• SET TASK
Your task is to print every entry below exactly as given.

======== SUPPLIED RECORDS

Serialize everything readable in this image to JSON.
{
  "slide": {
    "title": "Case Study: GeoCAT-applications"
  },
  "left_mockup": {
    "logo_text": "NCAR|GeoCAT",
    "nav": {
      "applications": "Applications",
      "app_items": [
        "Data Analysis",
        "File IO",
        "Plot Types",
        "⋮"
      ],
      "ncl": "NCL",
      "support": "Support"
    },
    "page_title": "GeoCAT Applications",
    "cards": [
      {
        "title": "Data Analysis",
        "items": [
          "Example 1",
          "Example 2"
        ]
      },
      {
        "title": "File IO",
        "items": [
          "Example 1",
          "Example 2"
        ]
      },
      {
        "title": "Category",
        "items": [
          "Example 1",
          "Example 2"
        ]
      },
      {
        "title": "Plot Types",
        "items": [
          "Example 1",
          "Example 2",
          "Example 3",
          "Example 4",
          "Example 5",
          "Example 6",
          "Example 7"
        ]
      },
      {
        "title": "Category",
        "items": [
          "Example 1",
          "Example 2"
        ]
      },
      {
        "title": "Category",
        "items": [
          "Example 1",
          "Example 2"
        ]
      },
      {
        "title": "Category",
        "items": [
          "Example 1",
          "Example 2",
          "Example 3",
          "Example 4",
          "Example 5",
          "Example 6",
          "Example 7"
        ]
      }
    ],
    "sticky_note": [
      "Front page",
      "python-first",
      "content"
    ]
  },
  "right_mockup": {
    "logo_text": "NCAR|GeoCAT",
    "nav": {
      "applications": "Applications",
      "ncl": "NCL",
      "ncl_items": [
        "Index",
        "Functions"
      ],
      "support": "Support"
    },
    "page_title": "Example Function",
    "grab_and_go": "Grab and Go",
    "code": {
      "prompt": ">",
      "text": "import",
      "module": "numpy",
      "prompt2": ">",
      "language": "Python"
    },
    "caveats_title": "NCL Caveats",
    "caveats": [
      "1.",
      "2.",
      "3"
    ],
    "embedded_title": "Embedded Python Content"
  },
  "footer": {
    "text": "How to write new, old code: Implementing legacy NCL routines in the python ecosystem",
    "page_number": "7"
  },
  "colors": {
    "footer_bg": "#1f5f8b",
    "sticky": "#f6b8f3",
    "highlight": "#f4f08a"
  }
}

================

• RESULT OF THE EXERCISE
Serialize everything readable in this image to JSON.
{
  "slide": {
    "title": "Case Study: GeoCAT-applications"
  },
  "left_mockup": {
    "logo_text": "NCAR|GeoCAT",
    "nav": {
      "applications": "Applications",
      "app_items": [
        "Data Analysis",
        "File IO",
        "Plot Types",
        "⋮"
      ],
      "ncl": "NCL",
      "support": "Support"
    },
    "page_title": "GeoCAT Applications",
    "cards": [
      {
        "title": "Data Analysis",
        "items": [
          "Example 1",
          "Example 2"
        ]
      },
      {
        "title": "File IO",
        "items": [
          "Example 1",
          "Example 2"
        ]
      },
      {
        "title": "Category",
        "items": [
          "Example 1",
          "Example 2"
        ]
      },
      {
        "title": "Plot Types",
        "items": [
          "Example 1",
          "Example 2",
          "Example 3",
          "Example 4",
          "Example 5",
          "Example 6",
          "Example 7"
        ]
      },
      {
        "title": "Category",
        "items": [
          "Example 1",
          "Example 2"
        ]
      },
      {
        "title": "Category",
        "items": [
          "Example 1",
          "Example 2"
        ]
      },
      {
        "title": "Category",
        "items": [
          "Example 1",
          "Example 2",
          "Example 3",
          "Example 4",
          "Example 5",
          "Example 6",
          "Example 7"
        ]
      }
    ],
    "sticky_note": [
      "Front page",
      "python-first",
      "content"
    ]
  },
  "right_mockup": {
    "logo_text": "NCAR|GeoCAT",
    "nav": {
      "applications": "Applications",
      "ncl": "NCL",
      "ncl_items": [
        "Index",
        "Functions"
      ],
      "support": "Support"
    },
    "page_title": "Example Function",
    "grab_and_go": "Grab and Go",
    "code": {
      "prompt": ">",
      "text": "import",
      "module": "numpy",
      "prompt2": ">",
      "language": "Python"
    },
    "caveats_title": "NCL Caveats",
    "caveats": [
      "1.",
      "2.",
      "3"
    ],
    "embedded_title": "Embedded Python Content"
  },
  "footer": {
    "text": "How to write new, old code: Implementing legacy NCL routines in the python ecosystem",
    "page_number": "7"
  },
  "colors": {
    "footer_bg": "#1f5f8b",
    "sticky": "#f6b8f3",
    "highlight": "#f4f08a"
  }
}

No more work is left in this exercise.